▶ [Directive]
From the entries below, copy every line where the string "проектной" appears.

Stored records
+--

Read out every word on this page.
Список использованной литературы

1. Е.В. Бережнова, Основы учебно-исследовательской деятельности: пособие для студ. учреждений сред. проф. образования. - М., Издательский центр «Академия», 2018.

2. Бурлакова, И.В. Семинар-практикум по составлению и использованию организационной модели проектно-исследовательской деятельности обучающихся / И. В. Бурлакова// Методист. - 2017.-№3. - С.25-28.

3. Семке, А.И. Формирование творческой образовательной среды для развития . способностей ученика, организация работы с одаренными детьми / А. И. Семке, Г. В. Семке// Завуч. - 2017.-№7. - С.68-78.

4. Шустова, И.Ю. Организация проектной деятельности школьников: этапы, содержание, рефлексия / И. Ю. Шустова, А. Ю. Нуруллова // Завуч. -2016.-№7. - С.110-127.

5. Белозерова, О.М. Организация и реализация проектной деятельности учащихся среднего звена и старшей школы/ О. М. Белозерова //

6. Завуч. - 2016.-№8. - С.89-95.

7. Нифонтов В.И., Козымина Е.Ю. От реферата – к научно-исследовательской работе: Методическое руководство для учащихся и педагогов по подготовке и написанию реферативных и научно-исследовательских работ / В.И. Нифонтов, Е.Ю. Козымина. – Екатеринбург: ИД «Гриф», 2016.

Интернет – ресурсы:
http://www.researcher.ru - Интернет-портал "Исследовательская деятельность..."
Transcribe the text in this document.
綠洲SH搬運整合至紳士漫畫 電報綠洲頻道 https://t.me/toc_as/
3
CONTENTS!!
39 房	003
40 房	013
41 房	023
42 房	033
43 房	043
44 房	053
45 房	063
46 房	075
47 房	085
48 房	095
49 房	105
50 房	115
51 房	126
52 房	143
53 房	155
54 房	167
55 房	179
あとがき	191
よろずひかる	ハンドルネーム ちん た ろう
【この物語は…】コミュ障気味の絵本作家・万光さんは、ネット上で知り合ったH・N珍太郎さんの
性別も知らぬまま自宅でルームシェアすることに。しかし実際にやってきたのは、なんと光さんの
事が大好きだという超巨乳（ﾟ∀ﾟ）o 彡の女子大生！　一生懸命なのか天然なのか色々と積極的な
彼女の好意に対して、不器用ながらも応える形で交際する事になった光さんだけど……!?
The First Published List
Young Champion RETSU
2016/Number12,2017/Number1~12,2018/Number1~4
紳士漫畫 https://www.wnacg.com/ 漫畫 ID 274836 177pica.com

+--

▶ [Solution to this problem]
4. Шустова, И.Ю. Организация проектной деятельности школьников: этапы, содержание, рефлексия / И. Ю. Шустова, А. Ю. Нуруллова // Завуч. -2016.-№7. - С.110-127.
5. Белозерова, О.М. Организация и реализация проектной деятельности учащихся среднего звена и старшей школы/ О. М. Белозерова //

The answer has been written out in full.